● **TASK TO COMPLETE**: Continue the forum thread about pregnancy jealousy and waiting for fertility treatment, starting after its final sentence.

● **TEXT**:
::::::

DonDon20 · 25/04/2020 22:29

@BronzeSilverGold13 Thanks, so good to know that there are lovely people like you guys to turn to when all I want to do is curl up in a ball. That sounds like a really tricky situation, but isn't childish at all.

@Yahooo, it's just so frustrating isn't it.I've spent all night googling "when will fertility treatments resume UK" knowing full well no-one knows the answers. It's been all consuming for us for 2y. Have you guys had any tests so far? We also have a new baby in the family.....it's lovely.....but makes us realise what we don't have but so desperately want

HannahAD · 26/04/2020 09:12

@BronzeSilverGold13 I totally get that, my OH family show no interest in my son but are already all over his sister.

OP posts:
HopeWish · 26/04/2020 11:27

Hey,

I literally started feeling pregnancy jealousy just before you made this thread. I really hate the feeling! It makes me feel like an awful irrational person.

My grandmother was diagnosed with a terminal cancer in January and I suddenly realised how much I wanted to start a family with DH and simultaneously be the 'bringer of good news' to my family. Sounds like I just wanted a baby for this reason but far from it, I've wanted to start a family for a long time but the situation with my grandmother finally got the ball rolling.

::::::

● **GIVEN DATA**:

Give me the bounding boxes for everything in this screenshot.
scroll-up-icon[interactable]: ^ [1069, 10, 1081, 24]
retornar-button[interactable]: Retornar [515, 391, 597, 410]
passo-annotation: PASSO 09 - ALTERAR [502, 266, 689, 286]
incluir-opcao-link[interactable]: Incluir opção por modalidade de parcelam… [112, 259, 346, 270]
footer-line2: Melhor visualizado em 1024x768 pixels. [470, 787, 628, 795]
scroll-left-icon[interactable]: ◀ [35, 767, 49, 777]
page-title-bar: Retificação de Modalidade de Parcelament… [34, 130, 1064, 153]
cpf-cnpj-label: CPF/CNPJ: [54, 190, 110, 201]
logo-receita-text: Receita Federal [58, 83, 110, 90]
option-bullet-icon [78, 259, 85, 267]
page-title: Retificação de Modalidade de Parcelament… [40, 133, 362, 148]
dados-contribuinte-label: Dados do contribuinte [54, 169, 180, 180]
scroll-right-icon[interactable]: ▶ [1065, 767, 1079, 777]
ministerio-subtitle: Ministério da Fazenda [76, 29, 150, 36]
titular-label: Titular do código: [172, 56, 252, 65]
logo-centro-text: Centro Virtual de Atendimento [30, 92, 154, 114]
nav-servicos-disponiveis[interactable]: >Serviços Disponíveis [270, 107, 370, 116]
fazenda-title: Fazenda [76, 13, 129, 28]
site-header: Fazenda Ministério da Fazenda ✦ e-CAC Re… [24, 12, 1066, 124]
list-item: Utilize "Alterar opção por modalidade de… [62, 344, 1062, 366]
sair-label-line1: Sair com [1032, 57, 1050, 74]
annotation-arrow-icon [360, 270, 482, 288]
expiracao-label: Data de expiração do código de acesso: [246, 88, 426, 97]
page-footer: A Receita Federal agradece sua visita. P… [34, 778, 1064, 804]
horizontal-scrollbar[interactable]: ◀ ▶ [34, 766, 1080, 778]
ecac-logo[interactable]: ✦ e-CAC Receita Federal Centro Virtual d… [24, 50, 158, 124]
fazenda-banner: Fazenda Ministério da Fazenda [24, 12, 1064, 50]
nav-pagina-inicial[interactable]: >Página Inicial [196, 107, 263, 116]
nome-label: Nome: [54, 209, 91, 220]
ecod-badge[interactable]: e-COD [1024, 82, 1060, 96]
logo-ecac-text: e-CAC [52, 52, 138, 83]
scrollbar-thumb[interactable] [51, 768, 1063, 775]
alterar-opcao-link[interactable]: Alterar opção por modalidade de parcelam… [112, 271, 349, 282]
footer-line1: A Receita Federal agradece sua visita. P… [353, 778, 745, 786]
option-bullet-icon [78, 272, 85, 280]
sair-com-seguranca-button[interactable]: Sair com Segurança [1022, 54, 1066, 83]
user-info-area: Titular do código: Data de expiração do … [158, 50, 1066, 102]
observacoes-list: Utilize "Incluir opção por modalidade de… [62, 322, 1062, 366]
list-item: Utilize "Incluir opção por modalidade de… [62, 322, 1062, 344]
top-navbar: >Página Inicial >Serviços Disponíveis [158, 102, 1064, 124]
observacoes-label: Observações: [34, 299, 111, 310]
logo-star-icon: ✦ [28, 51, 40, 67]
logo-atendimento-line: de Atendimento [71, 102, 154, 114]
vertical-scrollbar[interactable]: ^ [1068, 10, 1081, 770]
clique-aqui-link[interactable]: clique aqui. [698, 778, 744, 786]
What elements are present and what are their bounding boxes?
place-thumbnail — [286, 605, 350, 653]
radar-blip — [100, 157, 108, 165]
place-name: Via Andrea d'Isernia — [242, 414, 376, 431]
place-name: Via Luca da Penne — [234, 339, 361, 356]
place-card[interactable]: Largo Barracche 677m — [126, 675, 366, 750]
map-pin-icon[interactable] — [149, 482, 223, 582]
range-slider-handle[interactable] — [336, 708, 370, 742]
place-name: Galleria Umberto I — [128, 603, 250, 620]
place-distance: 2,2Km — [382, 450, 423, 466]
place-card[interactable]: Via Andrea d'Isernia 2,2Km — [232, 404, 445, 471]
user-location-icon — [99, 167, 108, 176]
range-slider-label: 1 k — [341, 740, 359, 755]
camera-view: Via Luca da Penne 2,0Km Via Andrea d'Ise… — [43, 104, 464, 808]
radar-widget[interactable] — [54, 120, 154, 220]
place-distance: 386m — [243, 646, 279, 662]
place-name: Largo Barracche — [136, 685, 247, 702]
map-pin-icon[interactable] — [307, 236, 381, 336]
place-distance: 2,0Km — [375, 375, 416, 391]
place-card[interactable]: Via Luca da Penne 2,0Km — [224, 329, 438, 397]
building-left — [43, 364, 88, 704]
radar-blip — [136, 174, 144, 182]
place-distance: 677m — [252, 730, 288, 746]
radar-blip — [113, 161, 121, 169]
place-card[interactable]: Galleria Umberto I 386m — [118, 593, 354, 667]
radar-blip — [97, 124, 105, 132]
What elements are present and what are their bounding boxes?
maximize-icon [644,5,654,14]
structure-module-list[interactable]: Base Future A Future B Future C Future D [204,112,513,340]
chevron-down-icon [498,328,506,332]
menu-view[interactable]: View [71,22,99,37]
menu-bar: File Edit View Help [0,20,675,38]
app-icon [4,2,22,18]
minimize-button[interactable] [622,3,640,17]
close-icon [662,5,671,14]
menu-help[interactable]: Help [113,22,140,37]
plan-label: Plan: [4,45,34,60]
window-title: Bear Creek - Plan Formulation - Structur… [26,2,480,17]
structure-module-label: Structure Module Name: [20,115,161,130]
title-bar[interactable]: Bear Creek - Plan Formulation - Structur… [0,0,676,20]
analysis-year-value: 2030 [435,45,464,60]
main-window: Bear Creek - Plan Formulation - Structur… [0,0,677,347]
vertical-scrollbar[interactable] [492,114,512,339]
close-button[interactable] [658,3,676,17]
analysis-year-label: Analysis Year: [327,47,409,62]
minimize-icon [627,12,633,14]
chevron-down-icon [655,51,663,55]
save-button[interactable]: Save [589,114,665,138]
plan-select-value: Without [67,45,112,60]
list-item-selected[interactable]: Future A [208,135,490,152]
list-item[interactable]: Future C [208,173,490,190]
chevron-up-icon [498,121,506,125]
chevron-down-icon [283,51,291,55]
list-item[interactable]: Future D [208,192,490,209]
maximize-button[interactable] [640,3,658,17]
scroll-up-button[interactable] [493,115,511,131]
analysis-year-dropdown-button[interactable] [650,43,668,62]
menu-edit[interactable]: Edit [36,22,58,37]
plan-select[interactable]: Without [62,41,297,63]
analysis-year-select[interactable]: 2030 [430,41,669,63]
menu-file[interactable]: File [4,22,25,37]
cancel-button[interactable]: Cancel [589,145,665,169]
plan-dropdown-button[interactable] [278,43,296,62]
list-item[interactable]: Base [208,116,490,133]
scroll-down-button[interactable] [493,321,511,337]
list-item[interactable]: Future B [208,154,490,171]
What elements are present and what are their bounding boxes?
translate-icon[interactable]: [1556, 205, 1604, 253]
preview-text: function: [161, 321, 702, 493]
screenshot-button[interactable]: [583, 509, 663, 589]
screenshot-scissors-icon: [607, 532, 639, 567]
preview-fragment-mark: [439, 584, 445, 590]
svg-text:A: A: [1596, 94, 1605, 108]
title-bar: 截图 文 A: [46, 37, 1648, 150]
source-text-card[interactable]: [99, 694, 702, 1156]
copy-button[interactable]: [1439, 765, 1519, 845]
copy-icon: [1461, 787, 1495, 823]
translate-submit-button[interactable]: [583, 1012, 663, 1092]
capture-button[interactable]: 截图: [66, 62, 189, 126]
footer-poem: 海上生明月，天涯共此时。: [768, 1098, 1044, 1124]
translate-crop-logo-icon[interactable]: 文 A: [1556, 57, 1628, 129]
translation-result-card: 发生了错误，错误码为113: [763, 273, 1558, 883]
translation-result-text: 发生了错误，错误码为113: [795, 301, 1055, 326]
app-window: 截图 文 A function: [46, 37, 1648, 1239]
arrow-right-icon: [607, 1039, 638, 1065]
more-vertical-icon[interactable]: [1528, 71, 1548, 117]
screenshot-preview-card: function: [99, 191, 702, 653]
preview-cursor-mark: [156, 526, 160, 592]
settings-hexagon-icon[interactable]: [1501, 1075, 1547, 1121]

::::::

● **FINAL ANSWER**:
Sadly my grandmother died in March, just before lockdown. It was really difficult because she died much sooner than any of us had anticipated, and I had hoped that even if she couldn't meet her new great-grandchild, I would at least be able to tell her about my pregnancy.

I didn't get pregnant. I am still trying (aware it's not been that long, on month 3 of trying). But I was desperate to have a baby born near her birthday, when that chance passed I just wanted to be the one to bring good news back to the family. It would be my mum's first grandchild, she would be over the moon, It would start a new generation of the family after losing one etc..

Then, this Monday, my cousin messages me with just a picture... of his wife's 12 wk scan (baby No.2). No message or anything, just the picture, like he is just expecting a congratulations. I felt this horrible sinking feeling. Of course I am massively happy for them, they have fertility issues which mean that Baby No.1 took a long time for them, but she was born last June and I felt a bit bitter that they are already on Baby No.2 less than a year after No.1, and they have "stolen my chance" to be the one to announce happy news to the family.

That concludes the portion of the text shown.